━━━ RECORD LIST ━━━

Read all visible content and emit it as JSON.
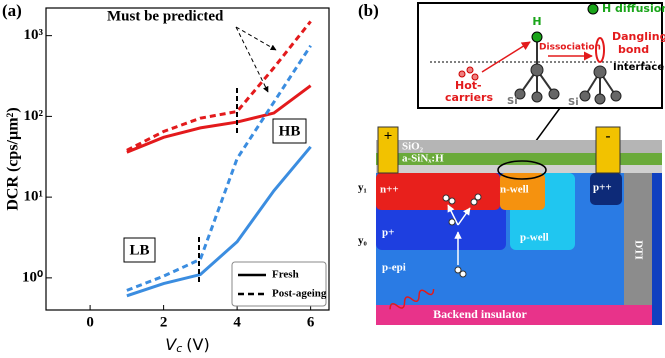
{
  "panel_labels": [
    "(a)",
    "(b)"
  ],
  "chart_data": {
    "type": "line",
    "ylabel": "DCR (cps/µm²)",
    "xlabel": {
      "symbol": "V",
      "subscript": "c",
      "unit": "(V)"
    },
    "x": [
      1,
      2,
      3,
      4,
      5,
      6
    ],
    "series": [
      {
        "color": "#e31a1c",
        "dash": "solid",
        "values": [
          36,
          55,
          72,
          85,
          110,
          240
        ]
      },
      {
        "color": "#e31a1c",
        "dash": "dashed",
        "values": [
          38,
          65,
          95,
          115,
          400,
          1500
        ]
      },
      {
        "color": "#3b8de0",
        "dash": "solid",
        "values": [
          0.6,
          0.85,
          1.1,
          2.8,
          12,
          42
        ]
      },
      {
        "color": "#3b8de0",
        "dash": "dashed",
        "values": [
          0.7,
          1.05,
          1.7,
          30,
          150,
          750
        ]
      }
    ],
    "legend": [
      {
        "name": "Fresh",
        "dash": "solid"
      },
      {
        "name": "Post-ageing",
        "dash": "dashed"
      }
    ],
    "xlim": [
      -1.2,
      6.5
    ],
    "xticks": [
      0,
      2,
      4,
      6
    ],
    "ylim": [
      0.4,
      2200
    ],
    "log_y": true,
    "yticks": [
      {
        "value": 1,
        "label": "10⁰"
      },
      {
        "value": 10,
        "label": "10¹"
      },
      {
        "value": 100,
        "label": "10²"
      },
      {
        "value": 1000,
        "label": "10³"
      }
    ],
    "annotations": [
      "Must be predicted",
      "HB",
      "LB"
    ]
  },
  "diagram": {
    "inset": {
      "h_atom": "H",
      "h_diffusion": "H diffusion",
      "dissociation": "Dissociation",
      "dangling_bond": [
        "Dangling",
        "bond"
      ],
      "interface": "Interface",
      "hot_carriers": [
        "Hot-",
        "carriers"
      ],
      "si": [
        "Si",
        "Si"
      ]
    },
    "layers": {
      "contact_plus": "+",
      "contact_minus": "-",
      "sio2": "SiO₂",
      "sinx": "a-SiNₓ:H",
      "n_pp": "n++",
      "n_well": "n-well",
      "p_pp": "p++",
      "p_plus": "p+",
      "p_well": "p-well",
      "p_epi": "p-epi",
      "dti": "DTI",
      "backend": "Backend insulator",
      "y1": "y₁",
      "y0": "y₀"
    }
  }
}
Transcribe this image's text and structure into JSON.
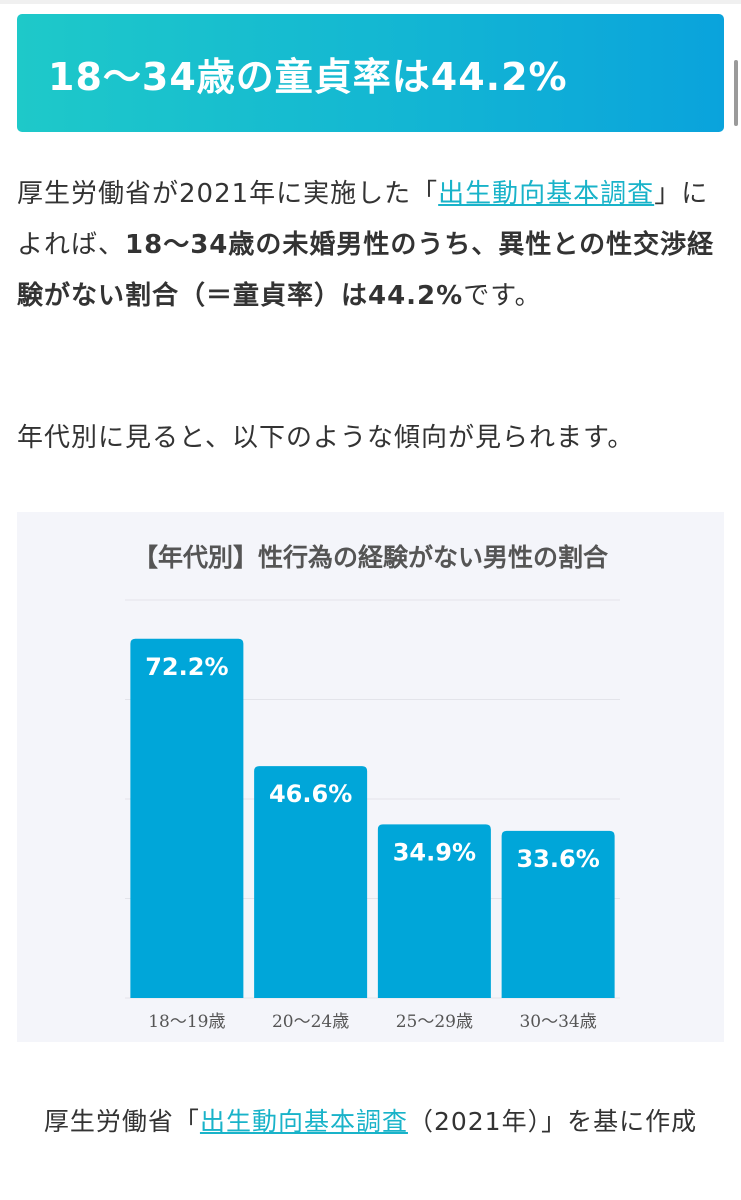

━━━

**TASK**. Go through the material above and print all of it exactly, except the pictures.

**ANSWER FOR THIS EXERCISE**.
Read all visible content and emit it as JSON.
{
  "panel_labels": [
    "(a)",
    "(b)"
  ],
  "chart_data": {
    "type": "line",
    "ylabel": "DCR (cps/µm²)",
    "xlabel": {
      "symbol": "V",
      "subscript": "c",
      "unit": "(V)"
    },
    "x": [
      1,
      2,
      3,
      4,
      5,
      6
    ],
    "series": [
      {
        "color": "#e31a1c",
        "dash": "solid",
        "values": [
          36,
          55,
          72,
          85,
          110,
          240
        ]
      },
      {
        "color": "#e31a1c",
        "dash": "dashed",
        "values": [
          38,
          65,
          95,
          115,
          400,
          1500
        ]
      },
      {
        "color": "#3b8de0",
        "dash": "solid",
        "values": [
          0.6,
          0.85,
          1.1,
          2.8,
          12,
          42
        ]
      },
      {
        "color": "#3b8de0",
        "dash": "dashed",
        "values": [
          0.7,
          1.05,
          1.7,
          30,
          150,
          750
        ]
      }
    ],
    "legend": [
      {
        "name": "Fresh",
        "dash": "solid"
      },
      {
        "name": "Post-ageing",
        "dash": "dashed"
      }
    ],
    "xlim": [
      -1.2,
      6.5
    ],
    "xticks": [
      0,
      2,
      4,
      6
    ],
    "ylim": [
      0.4,
      2200
    ],
    "log_y": true,
    "yticks": [
      {
        "value": 1,
        "label": "10⁰"
      },
      {
        "value": 10,
        "label": "10¹"
      },
      {
        "value": 100,
        "label": "10²"
      },
      {
        "value": 1000,
        "label": "10³"
      }
    ],
    "annotations": [
      "Must be predicted",
      "HB",
      "LB"
    ]
  },
  "diagram": {
    "inset": {
      "h_atom": "H",
      "h_diffusion": "H diffusion",
      "dissociation": "Dissociation",
      "dangling_bond": [
        "Dangling",
        "bond"
      ],
      "interface": "Interface",
      "hot_carriers": [
        "Hot-",
        "carriers"
      ],
      "si": [
        "Si",
        "Si"
      ]
    },
    "layers": {
      "contact_plus": "+",
      "contact_minus": "-",
      "sio2": "SiO₂",
      "sinx": "a-SiNₓ:H",
      "n_pp": "n++",
      "n_well": "n-well",
      "p_pp": "p++",
      "p_plus": "p+",
      "p_well": "p-well",
      "p_epi": "p-epi",
      "dti": "DTI",
      "backend": "Backend insulator",
      "y1": "y₁",
      "y0": "y₀"
    }
  }
}
Transcribe this image's text and structure into JSON.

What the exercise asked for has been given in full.